• 任務說明:
(1) 根據原文,美國把 2019 年 9 月 1 日開徵的 15% 關稅降到多少?
(2) 從這篇談美中衝突的文章最後一句之後接著往下寫。

• 原文:
»»
美國與中國在 2020 年 1 月 15 日簽署了萬眾矚目的「美中第一階段貿易協議」,恐龍跟大象好像、似乎有降火氣和好的趨勢,在恐龍和大象周邊討生活的小動物們可以放炮慶祝了嗎?或者只是張力移轉到其他面向,例如科技戰、東亞戰略的較勁。而對台灣來說,不管是貿易戰、科技戰、東亞戰略的較勁,跟台灣都脫不了關係。因此本文將以 2020 年以來的新聞為主,試圖從貿易戰、科技戰、東亞戰略等層面看美中衝突。
其實從標題中的「第一階段」就約略可以知道美中衝突未來的發展仍充滿不確定性。這次協議最具體的大概是中國要買多少美國貨。其次是美國把 2019 年 9 月 1 日開徵的 15% 關稅降到 7.5%(其實這個原本是 10% 關稅調高到 15%),也就是說美國釋出 7.5% 關稅的善意(如果以最早的 10% 關稅來看,善意就變 2.5%),其餘照舊。
««
• 資料:
»»
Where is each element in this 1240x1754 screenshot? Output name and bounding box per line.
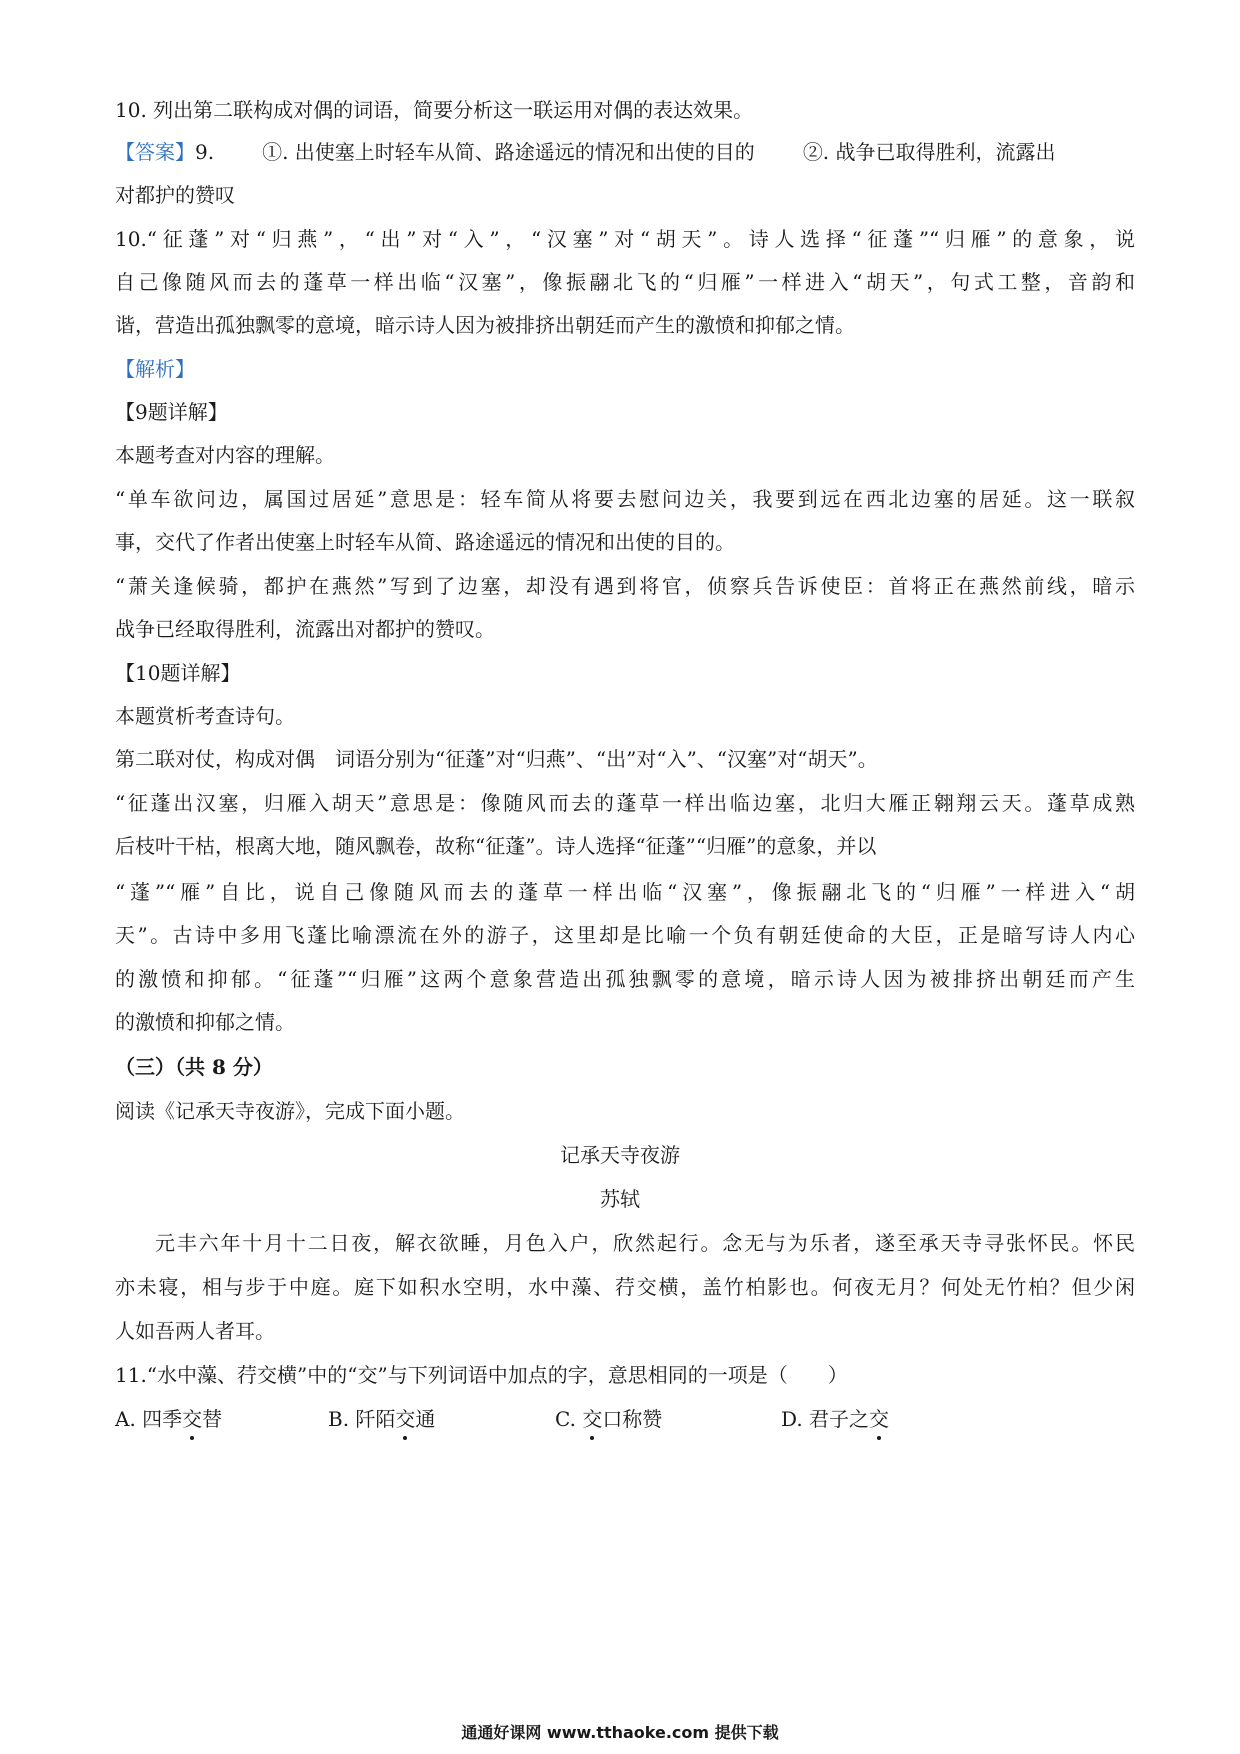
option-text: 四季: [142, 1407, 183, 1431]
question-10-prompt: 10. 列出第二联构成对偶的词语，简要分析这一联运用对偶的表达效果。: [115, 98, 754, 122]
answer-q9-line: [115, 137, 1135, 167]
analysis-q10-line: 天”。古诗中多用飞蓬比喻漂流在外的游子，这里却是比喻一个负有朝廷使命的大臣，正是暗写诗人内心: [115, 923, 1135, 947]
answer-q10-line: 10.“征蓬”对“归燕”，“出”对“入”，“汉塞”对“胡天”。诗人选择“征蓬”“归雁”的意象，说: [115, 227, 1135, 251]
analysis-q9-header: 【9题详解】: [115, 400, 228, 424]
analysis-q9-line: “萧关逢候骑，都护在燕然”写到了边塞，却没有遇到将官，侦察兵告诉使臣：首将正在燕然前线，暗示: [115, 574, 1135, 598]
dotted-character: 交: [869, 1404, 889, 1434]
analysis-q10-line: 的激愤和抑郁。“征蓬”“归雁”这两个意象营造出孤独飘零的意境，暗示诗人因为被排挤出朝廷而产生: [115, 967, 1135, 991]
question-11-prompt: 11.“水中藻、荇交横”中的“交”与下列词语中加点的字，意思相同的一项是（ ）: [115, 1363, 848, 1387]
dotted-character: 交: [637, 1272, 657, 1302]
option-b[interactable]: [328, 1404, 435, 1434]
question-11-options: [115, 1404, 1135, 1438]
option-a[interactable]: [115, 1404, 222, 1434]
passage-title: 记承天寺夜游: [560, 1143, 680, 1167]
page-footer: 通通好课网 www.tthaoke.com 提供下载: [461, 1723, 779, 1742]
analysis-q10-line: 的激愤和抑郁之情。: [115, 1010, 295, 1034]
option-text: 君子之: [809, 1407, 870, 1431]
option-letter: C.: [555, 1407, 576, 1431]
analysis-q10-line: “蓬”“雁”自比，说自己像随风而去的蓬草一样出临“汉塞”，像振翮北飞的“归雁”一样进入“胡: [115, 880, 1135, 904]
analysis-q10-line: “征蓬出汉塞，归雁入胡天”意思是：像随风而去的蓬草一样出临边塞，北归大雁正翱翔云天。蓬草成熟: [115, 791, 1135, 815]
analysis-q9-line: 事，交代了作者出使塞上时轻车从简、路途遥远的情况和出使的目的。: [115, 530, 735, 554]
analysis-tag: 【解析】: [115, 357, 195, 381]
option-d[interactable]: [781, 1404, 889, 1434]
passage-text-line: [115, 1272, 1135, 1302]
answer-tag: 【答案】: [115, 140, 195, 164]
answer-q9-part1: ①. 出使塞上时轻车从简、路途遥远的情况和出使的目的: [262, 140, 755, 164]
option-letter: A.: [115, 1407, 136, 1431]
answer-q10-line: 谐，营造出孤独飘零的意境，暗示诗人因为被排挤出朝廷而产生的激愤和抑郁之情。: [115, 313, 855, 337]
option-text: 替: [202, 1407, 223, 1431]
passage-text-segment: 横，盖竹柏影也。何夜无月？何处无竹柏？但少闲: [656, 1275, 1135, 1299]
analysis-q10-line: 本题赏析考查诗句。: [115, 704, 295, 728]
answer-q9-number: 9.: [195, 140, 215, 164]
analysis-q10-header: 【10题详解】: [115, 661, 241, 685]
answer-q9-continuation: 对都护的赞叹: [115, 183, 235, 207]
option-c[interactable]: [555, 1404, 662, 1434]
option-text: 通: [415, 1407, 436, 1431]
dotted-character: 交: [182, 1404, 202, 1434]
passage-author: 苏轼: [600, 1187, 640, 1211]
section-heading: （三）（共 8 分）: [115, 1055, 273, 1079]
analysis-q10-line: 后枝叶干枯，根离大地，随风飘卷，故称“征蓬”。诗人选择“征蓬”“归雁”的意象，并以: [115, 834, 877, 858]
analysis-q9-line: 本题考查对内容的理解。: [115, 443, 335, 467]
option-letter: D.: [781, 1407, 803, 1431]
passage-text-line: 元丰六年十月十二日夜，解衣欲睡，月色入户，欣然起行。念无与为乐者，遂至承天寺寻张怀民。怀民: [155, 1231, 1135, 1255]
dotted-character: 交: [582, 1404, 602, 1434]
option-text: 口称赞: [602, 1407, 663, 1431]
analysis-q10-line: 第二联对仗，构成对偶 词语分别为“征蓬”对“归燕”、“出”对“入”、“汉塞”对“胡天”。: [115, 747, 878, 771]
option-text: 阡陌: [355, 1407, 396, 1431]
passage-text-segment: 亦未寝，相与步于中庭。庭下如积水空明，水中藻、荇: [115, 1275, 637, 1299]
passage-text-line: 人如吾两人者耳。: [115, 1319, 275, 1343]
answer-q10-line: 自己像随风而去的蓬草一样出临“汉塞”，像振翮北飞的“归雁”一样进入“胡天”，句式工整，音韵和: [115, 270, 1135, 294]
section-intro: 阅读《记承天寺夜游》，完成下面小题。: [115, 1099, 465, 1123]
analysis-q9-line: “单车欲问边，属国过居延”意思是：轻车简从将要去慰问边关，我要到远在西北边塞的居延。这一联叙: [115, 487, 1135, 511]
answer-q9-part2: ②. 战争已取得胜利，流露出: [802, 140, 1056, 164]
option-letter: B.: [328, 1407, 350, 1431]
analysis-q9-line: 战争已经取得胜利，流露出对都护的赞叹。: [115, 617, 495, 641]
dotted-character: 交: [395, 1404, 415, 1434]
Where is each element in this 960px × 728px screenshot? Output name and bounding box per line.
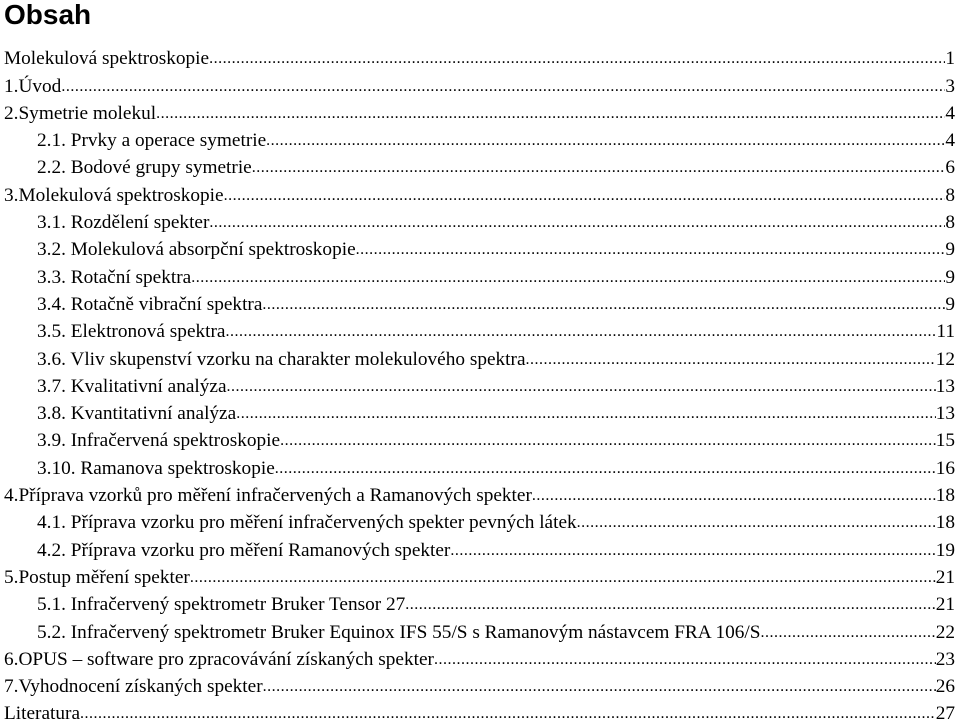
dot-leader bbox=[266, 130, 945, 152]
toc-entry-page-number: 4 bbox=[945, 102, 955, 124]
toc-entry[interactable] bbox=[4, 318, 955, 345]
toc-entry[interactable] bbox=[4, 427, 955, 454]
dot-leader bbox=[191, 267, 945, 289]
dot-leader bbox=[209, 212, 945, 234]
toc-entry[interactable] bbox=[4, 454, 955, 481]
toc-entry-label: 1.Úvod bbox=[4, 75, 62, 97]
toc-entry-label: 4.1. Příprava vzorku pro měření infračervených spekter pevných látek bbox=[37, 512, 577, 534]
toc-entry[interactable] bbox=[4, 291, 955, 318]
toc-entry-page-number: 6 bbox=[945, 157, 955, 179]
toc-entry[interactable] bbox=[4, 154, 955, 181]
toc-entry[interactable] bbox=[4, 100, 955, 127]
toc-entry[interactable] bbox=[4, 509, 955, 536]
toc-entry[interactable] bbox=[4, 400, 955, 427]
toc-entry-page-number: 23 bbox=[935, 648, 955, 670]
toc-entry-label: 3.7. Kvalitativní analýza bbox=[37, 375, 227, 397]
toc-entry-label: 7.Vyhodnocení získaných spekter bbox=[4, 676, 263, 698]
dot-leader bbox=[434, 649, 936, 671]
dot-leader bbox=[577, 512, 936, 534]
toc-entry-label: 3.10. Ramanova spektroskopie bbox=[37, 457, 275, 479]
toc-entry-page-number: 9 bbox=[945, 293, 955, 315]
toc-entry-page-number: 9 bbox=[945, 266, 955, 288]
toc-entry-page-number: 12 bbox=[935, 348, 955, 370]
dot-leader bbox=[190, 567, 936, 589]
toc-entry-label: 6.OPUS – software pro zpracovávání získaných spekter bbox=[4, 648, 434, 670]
««
• 任務結果:
(1) 美國把這項關稅降到 7.5%。

(2)
再來是匯率,向來資訊不透明的中國要公布匯率相關數據,美國的善意則是「中國不是匯率操縱國」。在金融方面,則是中國開放國際競爭、改善金融環境,以及解決投資壁壘的問題,跟關稅和買美國貨比起來,匯率和金融的透明化與自由競爭則劍指中國政經的核心,對中國龐大的既得利益群可會有不小的震撼,不過重點還是有沒有確實執行。而在川普最在意的中國偷竊美國技術與智財方面,具體的著墨不多,多是呼籲性質的大原則。不過這也有可能是寫在未公開的附件裡。
在爭端解決部分,先是逐漸升高層級的幾次協商談判,無法解決就撕破臉,再度回到萬萬稅時代。
如果以貿易、金融的角度來看,美中關係似乎有在好轉。不過這樣的好轉更可能只是衝突場域的移轉,也就是兩國的對峙從貿易轉到戰略、科技、國際關係戰場等。因為,美中在政治體制上衝突並未在「美中第一階段貿易協議」有得到初步解決。
第一階段協議中提到「中國『應確保』在兩年內對美國農產品的增購額度達 320 億美元,在 2020 年必須再增購 240 億美元,以及在 2021 年增購 195 億美元。」根據世界銀行的資料,以中國 2018 年糧食進口約 1230 億美元為基準來看的話,中國在 2020 年和 2021 年大約有 15%~20% 的糧食進口必須從其他國家移轉到美國上。也就是說,對於其他國家的糧食採購會減少。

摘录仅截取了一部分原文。